Output all of the lines below exactly, and leave out each image.

◆ GIVEN RECORDS ◆

* * *

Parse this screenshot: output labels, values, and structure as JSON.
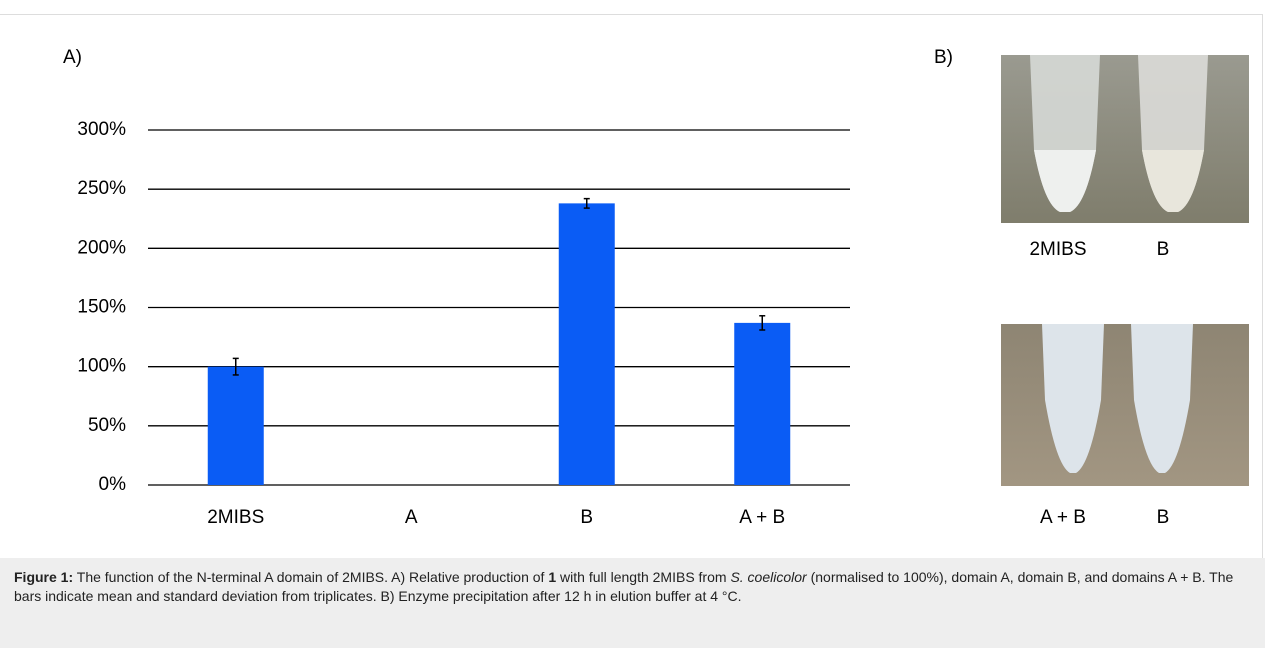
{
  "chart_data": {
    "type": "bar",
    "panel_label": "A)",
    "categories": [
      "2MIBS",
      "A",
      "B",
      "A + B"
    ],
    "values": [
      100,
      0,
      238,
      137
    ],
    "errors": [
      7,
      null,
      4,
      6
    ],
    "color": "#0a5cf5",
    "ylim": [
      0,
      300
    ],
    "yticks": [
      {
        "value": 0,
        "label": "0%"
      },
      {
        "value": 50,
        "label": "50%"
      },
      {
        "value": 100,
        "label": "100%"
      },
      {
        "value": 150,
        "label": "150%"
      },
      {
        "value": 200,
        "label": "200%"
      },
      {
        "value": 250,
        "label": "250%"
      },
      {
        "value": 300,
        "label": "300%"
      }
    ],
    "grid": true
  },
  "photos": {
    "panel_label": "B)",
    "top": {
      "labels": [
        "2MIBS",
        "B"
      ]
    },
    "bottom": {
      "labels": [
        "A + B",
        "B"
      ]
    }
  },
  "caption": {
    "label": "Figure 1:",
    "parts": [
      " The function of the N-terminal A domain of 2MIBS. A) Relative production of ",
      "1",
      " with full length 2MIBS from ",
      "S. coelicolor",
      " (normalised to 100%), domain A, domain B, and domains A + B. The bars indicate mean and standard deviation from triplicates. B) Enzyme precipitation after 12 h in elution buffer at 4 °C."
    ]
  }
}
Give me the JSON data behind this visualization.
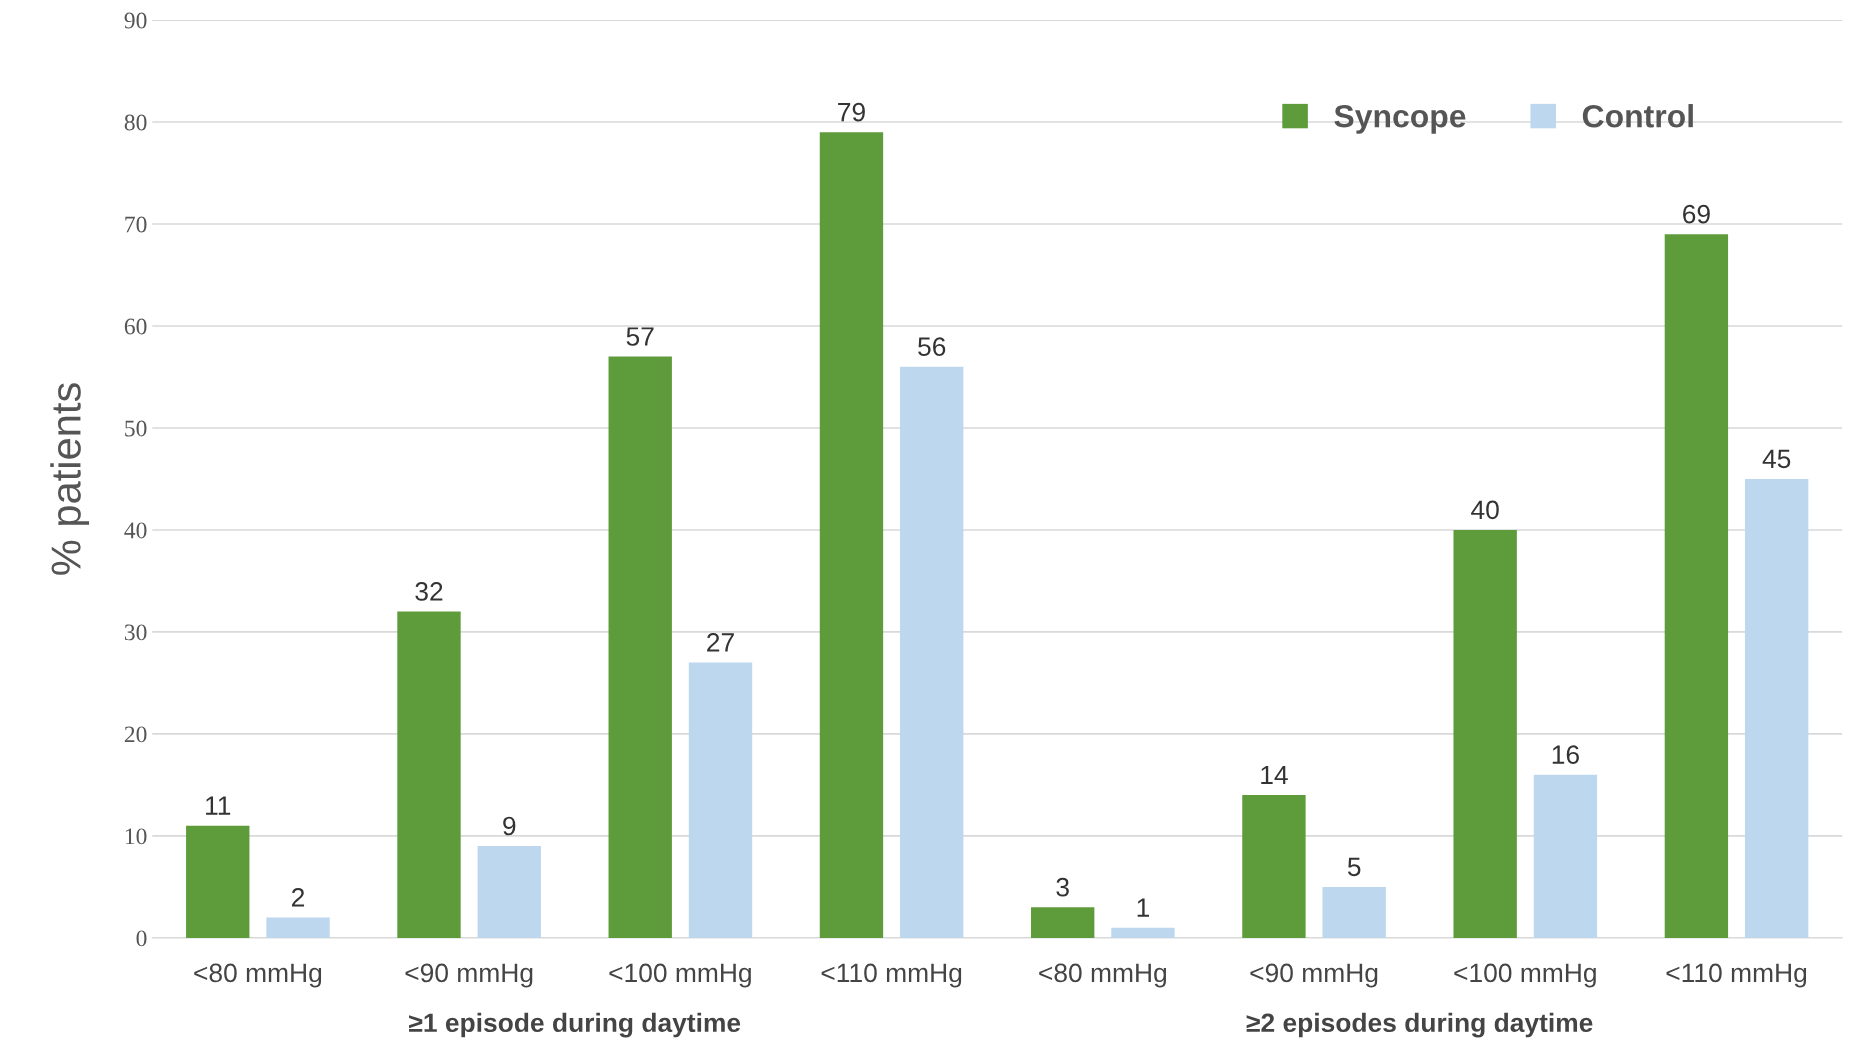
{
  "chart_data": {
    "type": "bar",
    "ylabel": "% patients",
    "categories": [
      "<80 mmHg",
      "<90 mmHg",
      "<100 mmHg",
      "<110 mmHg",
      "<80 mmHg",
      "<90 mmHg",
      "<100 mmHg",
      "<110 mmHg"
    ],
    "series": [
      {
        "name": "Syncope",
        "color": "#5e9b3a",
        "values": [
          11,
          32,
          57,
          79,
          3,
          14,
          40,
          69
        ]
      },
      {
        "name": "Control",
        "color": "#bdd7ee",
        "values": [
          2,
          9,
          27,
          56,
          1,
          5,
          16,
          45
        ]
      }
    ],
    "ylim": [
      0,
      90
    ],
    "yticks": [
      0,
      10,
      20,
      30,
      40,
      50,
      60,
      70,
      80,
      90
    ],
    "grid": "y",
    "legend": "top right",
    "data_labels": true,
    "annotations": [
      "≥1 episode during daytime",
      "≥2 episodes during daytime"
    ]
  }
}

* * *

◆ SOLUTION FOR THIS EXERCISE ◆
Parse this screenshot: output labels, values, and structure as JSON.
{
  "chart_data": {
    "type": "bar",
    "panel_label": "A)",
    "categories": [
      "2MIBS",
      "A",
      "B",
      "A + B"
    ],
    "values": [
      100,
      0,
      238,
      137
    ],
    "errors": [
      7,
      null,
      4,
      6
    ],
    "color": "#0a5cf5",
    "ylim": [
      0,
      300
    ],
    "yticks": [
      {
        "value": 0,
        "label": "0%"
      },
      {
        "value": 50,
        "label": "50%"
      },
      {
        "value": 100,
        "label": "100%"
      },
      {
        "value": 150,
        "label": "150%"
      },
      {
        "value": 200,
        "label": "200%"
      },
      {
        "value": 250,
        "label": "250%"
      },
      {
        "value": 300,
        "label": "300%"
      }
    ],
    "grid": true
  },
  "photos": {
    "panel_label": "B)",
    "top": {
      "labels": [
        "2MIBS",
        "B"
      ]
    },
    "bottom": {
      "labels": [
        "A + B",
        "B"
      ]
    }
  },
  "caption": {
    "label": "Figure 1:",
    "parts": [
      " The function of the N-terminal A domain of 2MIBS. A) Relative production of ",
      "1",
      " with full length 2MIBS from ",
      "S. coelicolor",
      " (normalised to 100%), domain A, domain B, and domains A + B. The bars indicate mean and standard deviation from triplicates. B) Enzyme precipitation after 12 h in elution buffer at 4 °C."
    ]
  }
}
Give me the JSON data behind this visualization.
{
  "chart_data": {
    "type": "bar",
    "ylabel": "% patients",
    "categories": [
      "<80 mmHg",
      "<90 mmHg",
      "<100 mmHg",
      "<110 mmHg",
      "<80 mmHg",
      "<90 mmHg",
      "<100 mmHg",
      "<110 mmHg"
    ],
    "series": [
      {
        "name": "Syncope",
        "color": "#5e9b3a",
        "values": [
          11,
          32,
          57,
          79,
          3,
          14,
          40,
          69
        ]
      },
      {
        "name": "Control",
        "color": "#bdd7ee",
        "values": [
          2,
          9,
          27,
          56,
          1,
          5,
          16,
          45
        ]
      }
    ],
    "ylim": [
      0,
      90
    ],
    "yticks": [
      0,
      10,
      20,
      30,
      40,
      50,
      60,
      70,
      80,
      90
    ],
    "grid": "y",
    "legend": "top right",
    "data_labels": true,
    "annotations": [
      "≥1 episode during daytime",
      "≥2 episodes during daytime"
    ]
  }
}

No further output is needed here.